• **Task data**:
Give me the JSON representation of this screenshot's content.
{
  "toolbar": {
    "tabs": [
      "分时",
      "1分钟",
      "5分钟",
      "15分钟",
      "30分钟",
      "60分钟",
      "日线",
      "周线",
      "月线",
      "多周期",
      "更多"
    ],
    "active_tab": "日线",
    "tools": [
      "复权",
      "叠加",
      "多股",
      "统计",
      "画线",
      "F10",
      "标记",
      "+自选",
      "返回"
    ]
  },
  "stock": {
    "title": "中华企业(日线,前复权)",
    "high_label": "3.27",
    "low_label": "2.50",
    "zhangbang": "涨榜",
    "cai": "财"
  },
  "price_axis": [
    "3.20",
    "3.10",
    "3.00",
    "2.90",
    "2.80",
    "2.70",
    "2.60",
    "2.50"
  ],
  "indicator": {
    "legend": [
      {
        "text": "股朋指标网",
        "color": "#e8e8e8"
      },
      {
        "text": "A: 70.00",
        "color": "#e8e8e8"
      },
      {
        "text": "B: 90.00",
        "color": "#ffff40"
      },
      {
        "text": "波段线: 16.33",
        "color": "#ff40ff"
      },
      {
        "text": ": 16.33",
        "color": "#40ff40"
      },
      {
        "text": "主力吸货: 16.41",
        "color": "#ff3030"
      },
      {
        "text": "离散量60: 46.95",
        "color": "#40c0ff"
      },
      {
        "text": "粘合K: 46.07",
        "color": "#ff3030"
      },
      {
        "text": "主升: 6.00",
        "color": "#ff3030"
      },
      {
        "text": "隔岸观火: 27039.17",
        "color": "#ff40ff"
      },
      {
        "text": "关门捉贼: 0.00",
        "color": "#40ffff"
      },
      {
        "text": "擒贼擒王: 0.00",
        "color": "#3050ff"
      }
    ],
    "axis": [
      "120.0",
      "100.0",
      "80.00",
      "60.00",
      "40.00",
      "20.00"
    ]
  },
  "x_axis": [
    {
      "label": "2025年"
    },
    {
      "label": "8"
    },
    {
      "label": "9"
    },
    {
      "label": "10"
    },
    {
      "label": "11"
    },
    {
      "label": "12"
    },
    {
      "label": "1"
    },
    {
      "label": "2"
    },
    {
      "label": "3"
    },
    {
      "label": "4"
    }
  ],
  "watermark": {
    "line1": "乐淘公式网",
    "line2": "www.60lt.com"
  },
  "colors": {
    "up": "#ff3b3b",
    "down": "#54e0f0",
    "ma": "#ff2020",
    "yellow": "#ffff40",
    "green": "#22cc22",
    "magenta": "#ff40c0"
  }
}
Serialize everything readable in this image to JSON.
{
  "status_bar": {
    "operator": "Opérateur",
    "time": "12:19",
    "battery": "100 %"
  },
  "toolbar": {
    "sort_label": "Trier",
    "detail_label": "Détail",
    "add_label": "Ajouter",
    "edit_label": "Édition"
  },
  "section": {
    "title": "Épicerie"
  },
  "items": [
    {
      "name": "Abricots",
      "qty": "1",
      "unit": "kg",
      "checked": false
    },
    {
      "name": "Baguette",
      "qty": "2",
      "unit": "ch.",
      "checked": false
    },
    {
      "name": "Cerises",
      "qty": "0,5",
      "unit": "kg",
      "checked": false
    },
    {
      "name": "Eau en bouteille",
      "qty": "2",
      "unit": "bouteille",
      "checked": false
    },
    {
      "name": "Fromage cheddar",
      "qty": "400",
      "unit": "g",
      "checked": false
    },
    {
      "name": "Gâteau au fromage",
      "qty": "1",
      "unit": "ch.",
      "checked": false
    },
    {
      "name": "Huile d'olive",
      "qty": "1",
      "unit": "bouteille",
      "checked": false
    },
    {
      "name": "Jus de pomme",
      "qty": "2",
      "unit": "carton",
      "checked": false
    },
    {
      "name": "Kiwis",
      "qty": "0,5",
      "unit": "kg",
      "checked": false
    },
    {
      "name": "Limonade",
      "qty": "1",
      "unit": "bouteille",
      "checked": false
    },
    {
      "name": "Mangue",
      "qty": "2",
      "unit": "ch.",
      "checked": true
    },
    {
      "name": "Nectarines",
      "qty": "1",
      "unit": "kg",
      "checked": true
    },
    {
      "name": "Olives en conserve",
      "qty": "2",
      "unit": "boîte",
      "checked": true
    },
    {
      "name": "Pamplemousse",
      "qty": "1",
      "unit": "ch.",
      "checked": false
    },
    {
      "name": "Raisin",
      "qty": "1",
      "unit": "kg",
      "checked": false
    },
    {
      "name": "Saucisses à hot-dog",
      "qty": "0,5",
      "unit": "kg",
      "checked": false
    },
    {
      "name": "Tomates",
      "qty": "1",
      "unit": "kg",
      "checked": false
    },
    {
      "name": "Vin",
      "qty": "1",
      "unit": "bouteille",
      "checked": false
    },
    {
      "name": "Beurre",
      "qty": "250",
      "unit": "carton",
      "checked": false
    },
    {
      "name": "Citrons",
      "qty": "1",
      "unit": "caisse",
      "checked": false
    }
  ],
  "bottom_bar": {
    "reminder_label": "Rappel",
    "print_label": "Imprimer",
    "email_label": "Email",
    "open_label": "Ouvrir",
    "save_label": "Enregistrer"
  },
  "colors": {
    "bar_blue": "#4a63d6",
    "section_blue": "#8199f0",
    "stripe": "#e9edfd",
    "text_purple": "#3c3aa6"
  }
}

• **Problem requirements**: Once more, set down the full listing, verbatim.

• **Exercise answer**:
Give me the JSON representation of this screenshot's content.
{
  "toolbar": {
    "tabs": [
      "分时",
      "1分钟",
      "5分钟",
      "15分钟",
      "30分钟",
      "60分钟",
      "日线",
      "周线",
      "月线",
      "多周期",
      "更多"
    ],
    "active_tab": "日线",
    "tools": [
      "复权",
      "叠加",
      "多股",
      "统计",
      "画线",
      "F10",
      "标记",
      "+自选",
      "返回"
    ]
  },
  "stock": {
    "title": "中华企业(日线,前复权)",
    "high_label": "3.27",
    "low_label": "2.50",
    "zhangbang": "涨榜",
    "cai": "财"
  },
  "price_axis": [
    "3.20",
    "3.10",
    "3.00",
    "2.90",
    "2.80",
    "2.70",
    "2.60",
    "2.50"
  ],
  "indicator": {
    "legend": [
      {
        "text": "股朋指标网",
        "color": "#e8e8e8"
      },
      {
        "text": "A: 70.00",
        "color": "#e8e8e8"
      },
      {
        "text": "B: 90.00",
        "color": "#ffff40"
      },
      {
        "text": "波段线: 16.33",
        "color": "#ff40ff"
      },
      {
        "text": ": 16.33",
        "color": "#40ff40"
      },
      {
        "text": "主力吸货: 16.41",
        "color": "#ff3030"
      },
      {
        "text": "离散量60: 46.95",
        "color": "#40c0ff"
      },
      {
        "text": "粘合K: 46.07",
        "color": "#ff3030"
      },
      {
        "text": "主升: 6.00",
        "color": "#ff3030"
      },
      {
        "text": "隔岸观火: 27039.17",
        "color": "#ff40ff"
      },
      {
        "text": "关门捉贼: 0.00",
        "color": "#40ffff"
      },
      {
        "text": "擒贼擒王: 0.00",
        "color": "#3050ff"
      }
    ],
    "axis": [
      "120.0",
      "100.0",
      "80.00",
      "60.00",
      "40.00",
      "20.00"
    ]
  },
  "x_axis": [
    {
      "label": "2025年"
    },
    {
      "label": "8"
    },
    {
      "label": "9"
    },
    {
      "label": "10"
    },
    {
      "label": "11"
    },
    {
      "label": "12"
    },
    {
      "label": "1"
    },
    {
      "label": "2"
    },
    {
      "label": "3"
    },
    {
      "label": "4"
    }
  ],
  "watermark": {
    "line1": "乐淘公式网",
    "line2": "www.60lt.com"
  },
  "colors": {
    "up": "#ff3b3b",
    "down": "#54e0f0",
    "ma": "#ff2020",
    "yellow": "#ffff40",
    "green": "#22cc22",
    "magenta": "#ff40c0"
  }
}
Serialize everything readable in this image to JSON.
{
  "status_bar": {
    "operator": "Opérateur",
    "time": "12:19",
    "battery": "100 %"
  },
  "toolbar": {
    "sort_label": "Trier",
    "detail_label": "Détail",
    "add_label": "Ajouter",
    "edit_label": "Édition"
  },
  "section": {
    "title": "Épicerie"
  },
  "items": [
    {
      "name": "Abricots",
      "qty": "1",
      "unit": "kg",
      "checked": false
    },
    {
      "name": "Baguette",
      "qty": "2",
      "unit": "ch.",
      "checked": false
    },
    {
      "name": "Cerises",
      "qty": "0,5",
      "unit": "kg",
      "checked": false
    },
    {
      "name": "Eau en bouteille",
      "qty": "2",
      "unit": "bouteille",
      "checked": false
    },
    {
      "name": "Fromage cheddar",
      "qty": "400",
      "unit": "g",
      "checked": false
    },
    {
      "name": "Gâteau au fromage",
      "qty": "1",
      "unit": "ch.",
      "checked": false
    },
    {
      "name": "Huile d'olive",
      "qty": "1",
      "unit": "bouteille",
      "checked": false
    },
    {
      "name": "Jus de pomme",
      "qty": "2",
      "unit": "carton",
      "checked": false
    },
    {
      "name": "Kiwis",
      "qty": "0,5",
      "unit": "kg",
      "checked": false
    },
    {
      "name": "Limonade",
      "qty": "1",
      "unit": "bouteille",
      "checked": false
    },
    {
      "name": "Mangue",
      "qty": "2",
      "unit": "ch.",
      "checked": true
    },
    {
      "name": "Nectarines",
      "qty": "1",
      "unit": "kg",
      "checked": true
    },
    {
      "name": "Olives en conserve",
      "qty": "2",
      "unit": "boîte",
      "checked": true
    },
    {
      "name": "Pamplemousse",
      "qty": "1",
      "unit": "ch.",
      "checked": false
    },
    {
      "name": "Raisin",
      "qty": "1",
      "unit": "kg",
      "checked": false
    },
    {
      "name": "Saucisses à hot-dog",
      "qty": "0,5",
      "unit": "kg",
      "checked": false
    },
    {
      "name": "Tomates",
      "qty": "1",
      "unit": "kg",
      "checked": false
    },
    {
      "name": "Vin",
      "qty": "1",
      "unit": "bouteille",
      "checked": false
    },
    {
      "name": "Beurre",
      "qty": "250",
      "unit": "carton",
      "checked": false
    },
    {
      "name": "Citrons",
      "qty": "1",
      "unit": "caisse",
      "checked": false
    }
  ],
  "bottom_bar": {
    "reminder_label": "Rappel",
    "print_label": "Imprimer",
    "email_label": "Email",
    "open_label": "Ouvrir",
    "save_label": "Enregistrer"
  },
  "colors": {
    "bar_blue": "#4a63d6",
    "section_blue": "#8199f0",
    "stripe": "#e9edfd",
    "text_purple": "#3c3aa6"
  }
}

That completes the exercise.